> **Dataset records**

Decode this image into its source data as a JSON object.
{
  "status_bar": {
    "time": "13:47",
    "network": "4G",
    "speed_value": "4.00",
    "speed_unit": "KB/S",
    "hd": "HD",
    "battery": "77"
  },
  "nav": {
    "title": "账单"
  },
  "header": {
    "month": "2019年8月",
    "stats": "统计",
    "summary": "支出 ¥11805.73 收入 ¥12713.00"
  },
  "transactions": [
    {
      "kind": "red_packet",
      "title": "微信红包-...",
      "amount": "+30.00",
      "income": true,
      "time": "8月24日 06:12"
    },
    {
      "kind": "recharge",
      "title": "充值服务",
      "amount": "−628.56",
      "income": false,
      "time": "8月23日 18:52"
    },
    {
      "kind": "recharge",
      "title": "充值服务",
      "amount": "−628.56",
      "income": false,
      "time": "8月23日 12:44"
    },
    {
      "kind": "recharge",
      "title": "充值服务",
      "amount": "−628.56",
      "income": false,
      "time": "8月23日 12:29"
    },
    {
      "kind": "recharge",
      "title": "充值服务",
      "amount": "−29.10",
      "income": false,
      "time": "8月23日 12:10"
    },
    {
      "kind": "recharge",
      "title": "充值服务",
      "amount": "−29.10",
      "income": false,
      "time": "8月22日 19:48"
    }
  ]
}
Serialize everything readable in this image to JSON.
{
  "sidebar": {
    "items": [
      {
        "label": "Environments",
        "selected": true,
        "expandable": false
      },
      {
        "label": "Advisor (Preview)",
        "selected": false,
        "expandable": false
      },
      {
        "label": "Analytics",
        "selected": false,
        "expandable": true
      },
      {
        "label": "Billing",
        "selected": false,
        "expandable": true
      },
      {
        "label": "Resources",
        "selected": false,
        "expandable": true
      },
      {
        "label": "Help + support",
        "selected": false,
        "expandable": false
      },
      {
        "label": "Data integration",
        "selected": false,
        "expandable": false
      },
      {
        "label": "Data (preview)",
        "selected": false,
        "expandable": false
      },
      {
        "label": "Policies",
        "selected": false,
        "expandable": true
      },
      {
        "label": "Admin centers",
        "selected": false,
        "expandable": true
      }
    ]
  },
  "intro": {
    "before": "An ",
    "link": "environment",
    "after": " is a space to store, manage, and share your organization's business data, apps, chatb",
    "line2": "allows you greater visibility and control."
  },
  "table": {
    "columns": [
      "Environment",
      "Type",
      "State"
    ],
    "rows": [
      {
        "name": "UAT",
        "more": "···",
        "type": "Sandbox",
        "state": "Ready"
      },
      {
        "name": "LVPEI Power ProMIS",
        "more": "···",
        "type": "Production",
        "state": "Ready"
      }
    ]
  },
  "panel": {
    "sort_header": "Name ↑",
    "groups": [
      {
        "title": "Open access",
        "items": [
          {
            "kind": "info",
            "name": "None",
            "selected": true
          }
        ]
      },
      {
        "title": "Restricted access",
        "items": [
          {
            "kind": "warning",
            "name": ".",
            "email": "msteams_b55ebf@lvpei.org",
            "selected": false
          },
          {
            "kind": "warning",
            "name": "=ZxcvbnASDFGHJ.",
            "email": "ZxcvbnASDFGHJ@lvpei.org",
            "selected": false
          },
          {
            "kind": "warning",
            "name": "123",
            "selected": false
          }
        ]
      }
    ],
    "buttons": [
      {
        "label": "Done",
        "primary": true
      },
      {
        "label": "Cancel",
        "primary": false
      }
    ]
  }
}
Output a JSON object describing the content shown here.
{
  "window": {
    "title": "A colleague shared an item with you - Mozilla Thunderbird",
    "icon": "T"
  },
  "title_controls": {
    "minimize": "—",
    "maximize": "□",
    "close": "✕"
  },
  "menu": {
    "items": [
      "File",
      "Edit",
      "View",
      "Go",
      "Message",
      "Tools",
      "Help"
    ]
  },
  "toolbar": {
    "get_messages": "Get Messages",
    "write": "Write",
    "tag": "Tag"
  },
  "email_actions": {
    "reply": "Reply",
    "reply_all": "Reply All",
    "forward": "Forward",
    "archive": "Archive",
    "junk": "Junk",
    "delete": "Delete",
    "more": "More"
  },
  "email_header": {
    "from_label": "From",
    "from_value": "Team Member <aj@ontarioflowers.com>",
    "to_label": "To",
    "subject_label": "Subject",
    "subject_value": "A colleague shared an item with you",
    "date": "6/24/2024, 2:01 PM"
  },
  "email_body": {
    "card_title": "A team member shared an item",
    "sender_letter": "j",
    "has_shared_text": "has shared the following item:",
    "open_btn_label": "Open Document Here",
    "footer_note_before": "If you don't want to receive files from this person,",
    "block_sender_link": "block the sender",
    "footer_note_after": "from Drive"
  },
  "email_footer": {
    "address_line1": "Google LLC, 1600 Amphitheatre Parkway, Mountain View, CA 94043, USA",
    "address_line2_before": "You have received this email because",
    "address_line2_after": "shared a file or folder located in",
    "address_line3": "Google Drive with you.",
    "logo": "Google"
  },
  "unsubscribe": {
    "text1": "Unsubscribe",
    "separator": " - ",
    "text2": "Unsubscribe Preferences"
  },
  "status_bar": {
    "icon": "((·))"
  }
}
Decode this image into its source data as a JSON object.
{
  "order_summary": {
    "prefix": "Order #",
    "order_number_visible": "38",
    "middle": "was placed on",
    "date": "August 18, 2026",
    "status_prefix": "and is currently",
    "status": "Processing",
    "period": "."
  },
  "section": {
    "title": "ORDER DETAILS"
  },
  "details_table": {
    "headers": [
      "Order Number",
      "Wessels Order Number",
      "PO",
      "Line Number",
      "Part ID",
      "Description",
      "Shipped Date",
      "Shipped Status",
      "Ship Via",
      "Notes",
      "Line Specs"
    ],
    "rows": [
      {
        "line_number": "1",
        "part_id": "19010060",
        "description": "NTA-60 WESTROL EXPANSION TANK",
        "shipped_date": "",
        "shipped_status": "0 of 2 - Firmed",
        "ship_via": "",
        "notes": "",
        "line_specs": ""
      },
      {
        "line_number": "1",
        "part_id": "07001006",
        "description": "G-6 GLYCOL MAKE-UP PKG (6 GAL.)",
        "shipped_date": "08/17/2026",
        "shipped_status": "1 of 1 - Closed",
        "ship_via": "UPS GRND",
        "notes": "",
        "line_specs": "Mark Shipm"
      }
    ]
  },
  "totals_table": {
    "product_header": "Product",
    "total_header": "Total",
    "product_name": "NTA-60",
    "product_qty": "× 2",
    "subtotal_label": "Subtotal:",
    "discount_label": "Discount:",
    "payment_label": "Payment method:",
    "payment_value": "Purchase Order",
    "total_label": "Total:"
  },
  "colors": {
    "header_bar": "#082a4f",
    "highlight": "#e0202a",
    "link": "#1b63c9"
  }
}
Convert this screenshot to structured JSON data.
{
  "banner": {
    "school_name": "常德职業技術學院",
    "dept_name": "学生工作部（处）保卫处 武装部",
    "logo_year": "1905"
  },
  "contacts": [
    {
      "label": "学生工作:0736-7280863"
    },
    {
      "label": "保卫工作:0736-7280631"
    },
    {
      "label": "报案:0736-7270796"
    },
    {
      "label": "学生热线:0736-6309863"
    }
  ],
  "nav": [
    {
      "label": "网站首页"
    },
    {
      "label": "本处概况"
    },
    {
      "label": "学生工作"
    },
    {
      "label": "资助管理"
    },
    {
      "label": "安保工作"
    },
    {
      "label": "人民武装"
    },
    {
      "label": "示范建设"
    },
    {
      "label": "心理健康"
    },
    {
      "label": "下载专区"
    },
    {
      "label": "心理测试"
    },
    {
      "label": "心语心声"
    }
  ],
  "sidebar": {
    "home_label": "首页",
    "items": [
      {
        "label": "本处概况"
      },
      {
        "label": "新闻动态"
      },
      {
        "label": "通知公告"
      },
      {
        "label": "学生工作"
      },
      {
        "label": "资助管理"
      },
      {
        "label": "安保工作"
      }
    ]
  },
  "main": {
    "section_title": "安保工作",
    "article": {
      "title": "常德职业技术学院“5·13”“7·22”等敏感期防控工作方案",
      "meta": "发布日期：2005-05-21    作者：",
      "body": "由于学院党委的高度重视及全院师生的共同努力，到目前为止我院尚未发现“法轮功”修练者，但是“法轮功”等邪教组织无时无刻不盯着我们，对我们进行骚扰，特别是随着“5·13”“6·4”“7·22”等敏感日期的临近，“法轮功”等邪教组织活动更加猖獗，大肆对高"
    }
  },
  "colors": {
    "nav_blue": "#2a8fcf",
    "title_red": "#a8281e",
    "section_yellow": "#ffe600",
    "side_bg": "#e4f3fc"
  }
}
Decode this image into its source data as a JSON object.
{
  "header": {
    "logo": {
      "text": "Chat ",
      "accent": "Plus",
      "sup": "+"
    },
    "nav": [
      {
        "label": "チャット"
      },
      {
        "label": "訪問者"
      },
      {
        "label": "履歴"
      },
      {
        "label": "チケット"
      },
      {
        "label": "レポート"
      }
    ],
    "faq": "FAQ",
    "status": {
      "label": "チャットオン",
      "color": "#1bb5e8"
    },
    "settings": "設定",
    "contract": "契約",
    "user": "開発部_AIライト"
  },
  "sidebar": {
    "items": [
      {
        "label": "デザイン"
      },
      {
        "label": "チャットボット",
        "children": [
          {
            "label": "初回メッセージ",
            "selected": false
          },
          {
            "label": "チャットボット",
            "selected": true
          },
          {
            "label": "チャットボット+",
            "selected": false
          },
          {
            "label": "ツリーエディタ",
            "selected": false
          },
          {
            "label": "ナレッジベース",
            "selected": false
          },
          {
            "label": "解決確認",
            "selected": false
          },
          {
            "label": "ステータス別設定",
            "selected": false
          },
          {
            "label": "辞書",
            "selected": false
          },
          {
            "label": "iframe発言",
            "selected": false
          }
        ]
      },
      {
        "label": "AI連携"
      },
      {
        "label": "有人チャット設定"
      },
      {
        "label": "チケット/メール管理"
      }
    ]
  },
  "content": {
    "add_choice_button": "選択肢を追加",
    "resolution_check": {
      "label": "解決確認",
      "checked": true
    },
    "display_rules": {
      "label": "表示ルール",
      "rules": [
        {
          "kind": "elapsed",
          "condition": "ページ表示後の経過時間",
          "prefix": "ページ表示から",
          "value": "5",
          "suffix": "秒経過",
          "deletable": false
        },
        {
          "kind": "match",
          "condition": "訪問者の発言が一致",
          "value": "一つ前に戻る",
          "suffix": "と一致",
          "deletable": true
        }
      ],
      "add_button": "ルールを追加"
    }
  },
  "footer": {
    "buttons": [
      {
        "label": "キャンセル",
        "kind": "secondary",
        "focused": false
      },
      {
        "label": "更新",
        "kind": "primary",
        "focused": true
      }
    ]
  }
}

> **Exercise objective**
Give solely the number of lines in the data that contain the string "shared".

> **Answer to this problem**
5